TASK GOAL →
Go through the lines below. Copy those with "values".
-- Start --
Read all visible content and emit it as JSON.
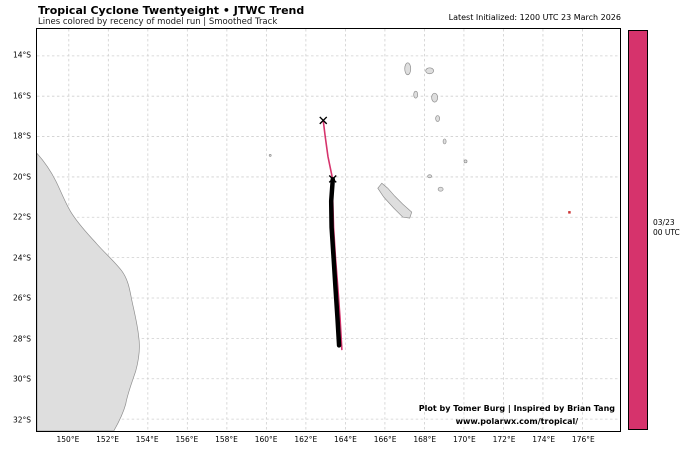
{
  "header": {
    "title": "Tropical Cyclone Twentyeight • JTWC Trend",
    "subtitle": "Lines colored by recency of model run | Smoothed Track",
    "initialized": "Latest Initialized: 1200 UTC 23 March 2026"
  },
  "credits": {
    "line1": "Plot by Tomer Burg | Inspired by Brian Tang",
    "line2": "www.polarwx.com/tropical/"
  },
  "colorbar": {
    "color": "#d6336c",
    "label_line1": "03/23",
    "label_line2": "00 UTC"
  },
  "chart_data": {
    "type": "line",
    "title": "Tropical Cyclone Twentyeight • JTWC Trend",
    "subtitle": "Lines colored by recency of model run | Smoothed Track",
    "x_ticks": [
      "150°E",
      "152°E",
      "154°E",
      "156°E",
      "158°E",
      "160°E",
      "162°E",
      "164°E",
      "166°E",
      "168°E",
      "170°E",
      "172°E",
      "174°E",
      "176°E"
    ],
    "y_ticks": [
      "14°S",
      "16°S",
      "18°S",
      "20°S",
      "22°S",
      "24°S",
      "26°S",
      "28°S",
      "30°S",
      "32°S"
    ],
    "lon_range": [
      148.39,
      177.9
    ],
    "lat_range": [
      12.67,
      32.59
    ],
    "grid": "dashed",
    "grid_color": "#cfcfcf",
    "land_color": "#dedede",
    "series": [
      {
        "name": "model-trend-line",
        "color": "#d6336c",
        "width": 1.6,
        "points_lon_lat": [
          [
            162.88,
            17.2
          ],
          [
            162.98,
            18.0
          ],
          [
            163.12,
            19.0
          ],
          [
            163.35,
            20.1
          ],
          [
            163.36,
            21.2
          ],
          [
            163.4,
            22.5
          ],
          [
            163.5,
            24.0
          ],
          [
            163.62,
            25.5
          ],
          [
            163.73,
            27.0
          ],
          [
            163.8,
            28.2
          ],
          [
            163.82,
            28.55
          ]
        ]
      },
      {
        "name": "jtwc-smoothed-track",
        "color": "#000000",
        "width": 4.5,
        "points_lon_lat": [
          [
            163.36,
            20.12
          ],
          [
            163.28,
            21.2
          ],
          [
            163.3,
            22.5
          ],
          [
            163.4,
            24.0
          ],
          [
            163.5,
            25.5
          ],
          [
            163.6,
            27.0
          ],
          [
            163.66,
            28.0
          ],
          [
            163.68,
            28.35
          ]
        ]
      }
    ],
    "markers": [
      {
        "lon": 162.88,
        "lat": 17.2,
        "symbol": "x"
      },
      {
        "lon": 163.36,
        "lat": 20.1,
        "symbol": "x"
      }
    ]
  }
}
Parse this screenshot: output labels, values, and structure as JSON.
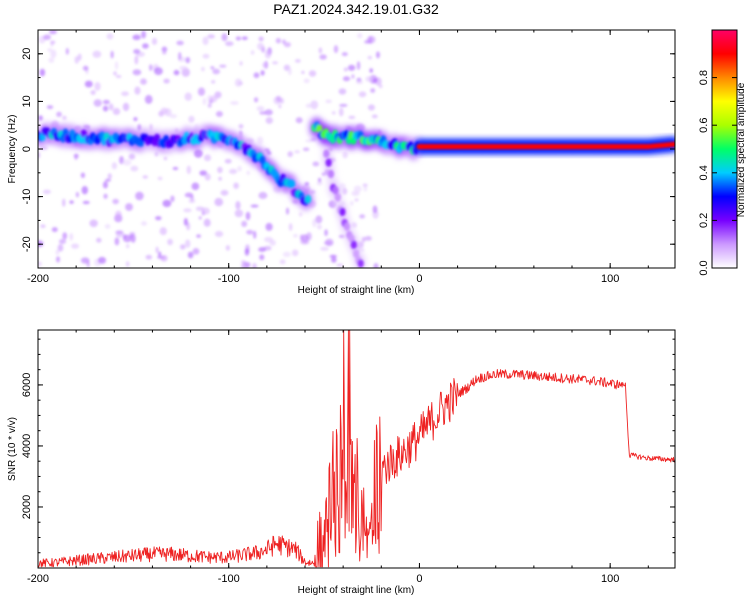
{
  "figure": {
    "title": "PAZ1.2024.342.19.01.G32"
  },
  "chart_data": [
    {
      "type": "heatmap",
      "xlabel": "Height of straight line (km)",
      "ylabel": "Frequency (Hz)",
      "xlim": [
        -200,
        134
      ],
      "ylim": [
        -25,
        25
      ],
      "xticks": [
        -200,
        -100,
        0,
        100
      ],
      "yticks": [
        -20,
        -10,
        0,
        10,
        20
      ],
      "colorbar": {
        "label": "Normalized spectral amplitude",
        "range": [
          0,
          1
        ],
        "ticks": [
          0.0,
          0.2,
          0.4,
          0.6,
          0.8
        ],
        "colors": [
          "#ffffff",
          "#cc99ff",
          "#7700ff",
          "#0000ff",
          "#00ccff",
          "#00ff66",
          "#aaff00",
          "#ffff00",
          "#ff8800",
          "#ff0000",
          "#ff0066"
        ]
      },
      "ridges": [
        {
          "x": [
            -200,
            -190,
            -175,
            -160,
            -145,
            -130,
            -115,
            -105,
            -98,
            -90,
            -82,
            -75,
            -68,
            -62,
            -58
          ],
          "freq": [
            3,
            3,
            2.5,
            2,
            2,
            1.5,
            2.5,
            2.5,
            2,
            0,
            -2.5,
            -6,
            -7.5,
            -10,
            -11
          ],
          "amplitude": 0.35
        },
        {
          "x": [
            -50,
            -45,
            -40,
            -35,
            -30
          ],
          "freq": [
            2,
            -8,
            -14,
            -20,
            -25
          ],
          "amplitude": 0.15
        },
        {
          "x": [
            -55,
            -50,
            -45,
            -35,
            -25,
            -15,
            -5,
            0
          ],
          "freq": [
            5,
            3,
            2.5,
            2.5,
            2,
            1,
            0,
            0.5
          ],
          "amplitude": 0.45
        },
        {
          "x": [
            0,
            20,
            40,
            60,
            80,
            100,
            120,
            134
          ],
          "freq": [
            0.5,
            0.5,
            0.5,
            0.5,
            0.5,
            0.5,
            0.5,
            1
          ],
          "amplitude": 0.9
        }
      ]
    },
    {
      "type": "line",
      "xlabel": "Height of straight line (km)",
      "ylabel": "SNR (10 * v/v)",
      "xlim": [
        -200,
        134
      ],
      "ylim": [
        0,
        7800
      ],
      "xticks": [
        -200,
        -100,
        0,
        100
      ],
      "yticks": [
        2000,
        4000,
        6000
      ],
      "color": "#ee2222",
      "series": [
        {
          "x": [
            -200,
            -190,
            -180,
            -170,
            -160,
            -150,
            -140,
            -130,
            -120,
            -110,
            -100,
            -95,
            -90,
            -85,
            -80,
            -75,
            -70,
            -65,
            -60,
            -55,
            -50,
            -45,
            -40,
            -35,
            -30,
            -25,
            -20,
            -15,
            -10,
            -5,
            0,
            5,
            10,
            15,
            20,
            25,
            30,
            40,
            50,
            60,
            70,
            80,
            90,
            100,
            105,
            108,
            110,
            115,
            120,
            125,
            134
          ],
          "values": [
            150,
            180,
            250,
            300,
            350,
            400,
            450,
            450,
            400,
            350,
            350,
            400,
            450,
            500,
            600,
            800,
            700,
            600,
            200,
            150,
            150,
            3000,
            3800,
            3500,
            2800,
            3000,
            3200,
            3500,
            3700,
            4000,
            4300,
            4700,
            5100,
            5400,
            5700,
            5900,
            6200,
            6350,
            6350,
            6300,
            6250,
            6200,
            6150,
            6050,
            6000,
            6000,
            3700,
            3650,
            3600,
            3580,
            3550
          ]
        }
      ]
    }
  ]
}
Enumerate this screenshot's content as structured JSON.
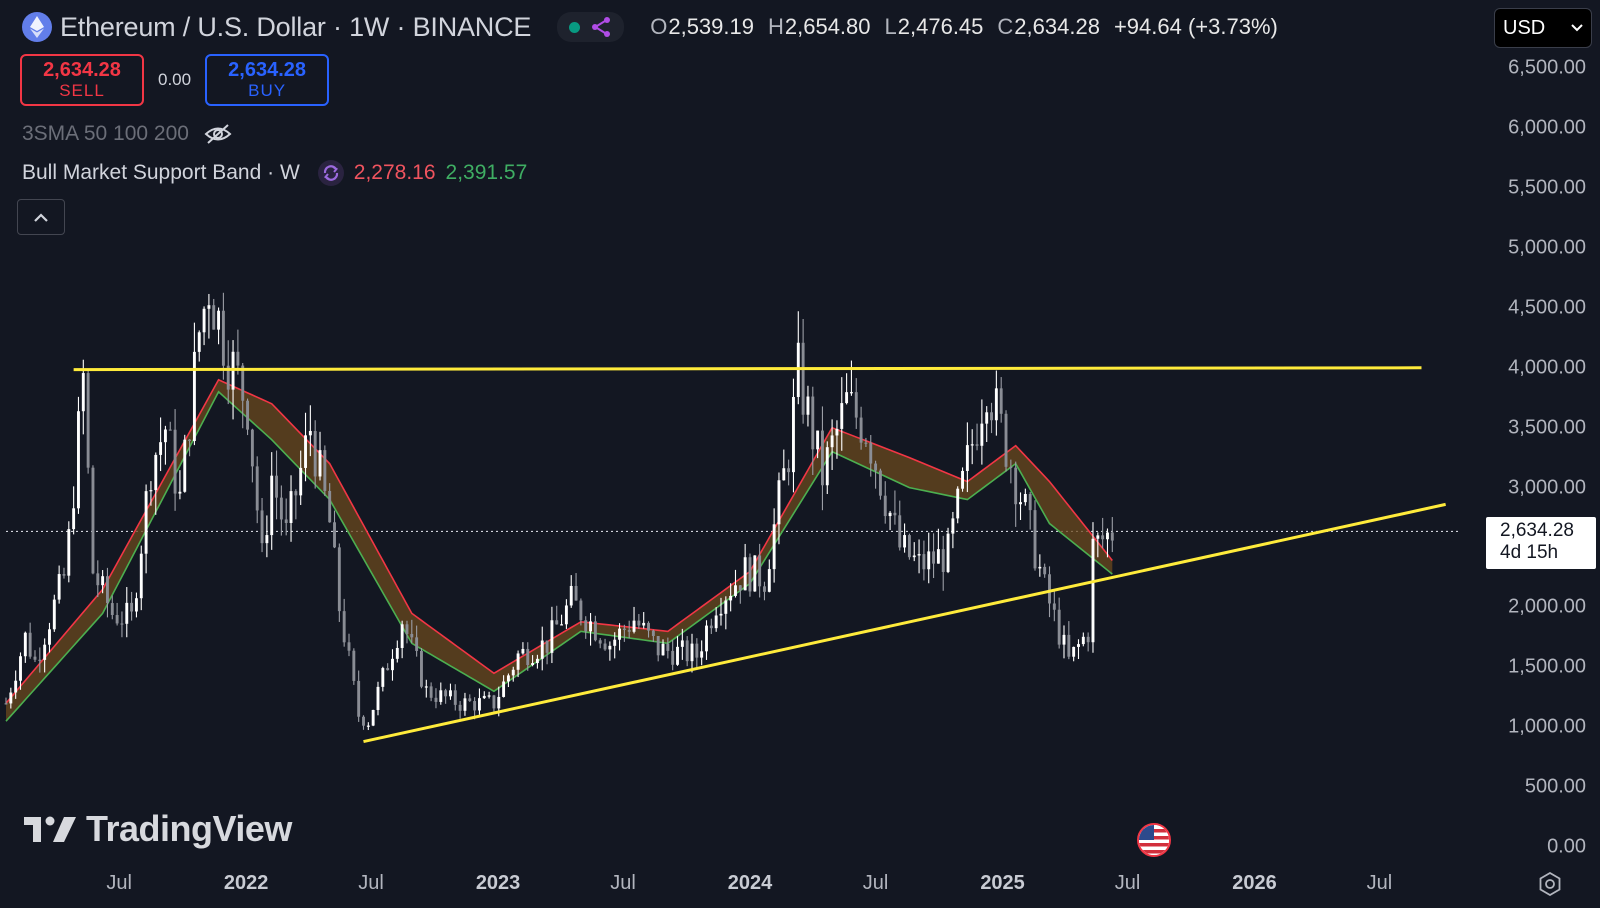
{
  "header": {
    "title": "Ethereum / U.S. Dollar · 1W · BINANCE",
    "ohlc": {
      "open_label": "O",
      "open": "2,539.19",
      "high_label": "H",
      "high": "2,654.80",
      "low_label": "L",
      "low": "2,476.45",
      "close_label": "C",
      "close": "2,634.28",
      "change": "+94.64 (+3.73%)"
    },
    "currency": "USD"
  },
  "trade": {
    "sell_price": "2,634.28",
    "sell_label": "SELL",
    "spread": "0.00",
    "buy_price": "2,634.28",
    "buy_label": "BUY"
  },
  "indicators": {
    "sma_label": "3SMA 50 100 200",
    "band_label": "Bull Market Support Band · W",
    "band_value_1": "2,278.16",
    "band_value_2": "2,391.57"
  },
  "price_tag": {
    "price": "2,634.28",
    "countdown": "4d 15h"
  },
  "watermark": "TradingView",
  "icons": {
    "symbol": "ethereum-icon",
    "status": "status-dot-icon",
    "share": "share-nodes-icon",
    "visibility": "eye-off-icon",
    "indicator": "sync-icon",
    "collapse": "chevron-up-icon",
    "event": "us-flag-icon",
    "settings": "settings-icon",
    "logo": "tradingview-logo-icon"
  },
  "colors": {
    "background": "#131722",
    "bull": "#ffffff",
    "band_red": "#f23645",
    "band_green": "#4caf50",
    "trendline": "#ffeb3b",
    "sell": "#f23645",
    "buy": "#2962ff"
  },
  "chart_data": {
    "type": "candlestick",
    "title": "Ethereum / U.S. Dollar · 1W · BINANCE",
    "timeframe": "1W",
    "y_ticks": [
      "6,500.00",
      "6,000.00",
      "5,500.00",
      "5,000.00",
      "4,500.00",
      "4,000.00",
      "3,500.00",
      "3,000.00",
      "2,000.00",
      "1,500.00",
      "1,000.00",
      "500.00",
      "0.00"
    ],
    "ylim": [
      0,
      6500
    ],
    "x_ticks": [
      {
        "label": "Jul",
        "date": "2021-07-01",
        "bold": false
      },
      {
        "label": "2022",
        "date": "2022-01-01",
        "bold": true
      },
      {
        "label": "Jul",
        "date": "2022-07-01",
        "bold": false
      },
      {
        "label": "2023",
        "date": "2023-01-01",
        "bold": true
      },
      {
        "label": "Jul",
        "date": "2023-07-01",
        "bold": false
      },
      {
        "label": "2024",
        "date": "2024-01-01",
        "bold": true
      },
      {
        "label": "Jul",
        "date": "2024-07-01",
        "bold": false
      },
      {
        "label": "2025",
        "date": "2025-01-01",
        "bold": true
      },
      {
        "label": "Jul",
        "date": "2025-07-01",
        "bold": false
      },
      {
        "label": "2026",
        "date": "2026-01-01",
        "bold": true
      },
      {
        "label": "Jul",
        "date": "2026-07-01",
        "bold": false
      }
    ],
    "xlim": [
      "2021-01-18",
      "2026-10-20"
    ],
    "price_path": [
      [
        "2021-01-18",
        1200
      ],
      [
        "2021-02-15",
        1750
      ],
      [
        "2021-03-01",
        1550
      ],
      [
        "2021-04-15",
        2300
      ],
      [
        "2021-05-10",
        3900
      ],
      [
        "2021-05-24",
        2300
      ],
      [
        "2021-06-21",
        1950
      ],
      [
        "2021-07-19",
        1900
      ],
      [
        "2021-08-16",
        3200
      ],
      [
        "2021-09-06",
        3500
      ],
      [
        "2021-09-27",
        2900
      ],
      [
        "2021-10-25",
        4300
      ],
      [
        "2021-11-08",
        4700
      ],
      [
        "2021-12-06",
        4100
      ],
      [
        "2022-01-03",
        3700
      ],
      [
        "2022-01-24",
        2400
      ],
      [
        "2022-02-07",
        3100
      ],
      [
        "2022-02-28",
        2600
      ],
      [
        "2022-04-04",
        3500
      ],
      [
        "2022-05-02",
        2700
      ],
      [
        "2022-05-16",
        2000
      ],
      [
        "2022-06-13",
        1100
      ],
      [
        "2022-06-27",
        1050
      ],
      [
        "2022-08-15",
        1900
      ],
      [
        "2022-09-19",
        1300
      ],
      [
        "2022-11-07",
        1200
      ],
      [
        "2022-11-28",
        1200
      ],
      [
        "2022-12-26",
        1200
      ],
      [
        "2023-01-30",
        1600
      ],
      [
        "2023-03-13",
        1700
      ],
      [
        "2023-04-17",
        2050
      ],
      [
        "2023-06-12",
        1700
      ],
      [
        "2023-07-17",
        1900
      ],
      [
        "2023-08-21",
        1650
      ],
      [
        "2023-10-16",
        1600
      ],
      [
        "2023-11-13",
        2050
      ],
      [
        "2023-12-25",
        2300
      ],
      [
        "2024-01-22",
        2250
      ],
      [
        "2024-02-26",
        3300
      ],
      [
        "2024-03-11",
        3950
      ],
      [
        "2024-04-15",
        3100
      ],
      [
        "2024-05-20",
        3700
      ],
      [
        "2024-06-17",
        3500
      ],
      [
        "2024-08-05",
        2500
      ],
      [
        "2024-09-02",
        2350
      ],
      [
        "2024-10-14",
        2450
      ],
      [
        "2024-11-11",
        3200
      ],
      [
        "2024-12-09",
        3900
      ],
      [
        "2025-01-06",
        3350
      ],
      [
        "2025-02-03",
        2800
      ],
      [
        "2025-03-03",
        2150
      ],
      [
        "2025-04-07",
        1550
      ],
      [
        "2025-05-05",
        1800
      ],
      [
        "2025-05-12",
        2500
      ],
      [
        "2025-06-09",
        2634.28
      ]
    ],
    "band_path": [
      [
        "2021-01-18",
        1050,
        1200
      ],
      [
        "2021-06-07",
        1950,
        2150
      ],
      [
        "2021-11-22",
        3800,
        3900
      ],
      [
        "2022-02-07",
        3400,
        3700
      ],
      [
        "2022-05-02",
        2900,
        3200
      ],
      [
        "2022-08-29",
        1700,
        1950
      ],
      [
        "2022-12-26",
        1300,
        1450
      ],
      [
        "2023-05-01",
        1800,
        1880
      ],
      [
        "2023-09-04",
        1700,
        1800
      ],
      [
        "2024-01-01",
        2200,
        2300
      ],
      [
        "2024-04-29",
        3300,
        3500
      ],
      [
        "2024-08-19",
        3000,
        3250
      ],
      [
        "2024-11-11",
        2900,
        3050
      ],
      [
        "2025-01-20",
        3200,
        3350
      ],
      [
        "2025-03-10",
        2700,
        3050
      ],
      [
        "2025-06-09",
        2278.16,
        2391.57
      ]
    ],
    "resistance_line": [
      [
        "2021-04-26",
        3985
      ],
      [
        "2026-08-31",
        4000
      ]
    ],
    "support_line": [
      [
        "2022-06-20",
        880
      ],
      [
        "2026-10-05",
        2860
      ]
    ],
    "last_price": 2634.28
  }
}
-- End --
OUTPUT →
Parse this screenshot: output labels, values, and structure as JSON.
          "values": [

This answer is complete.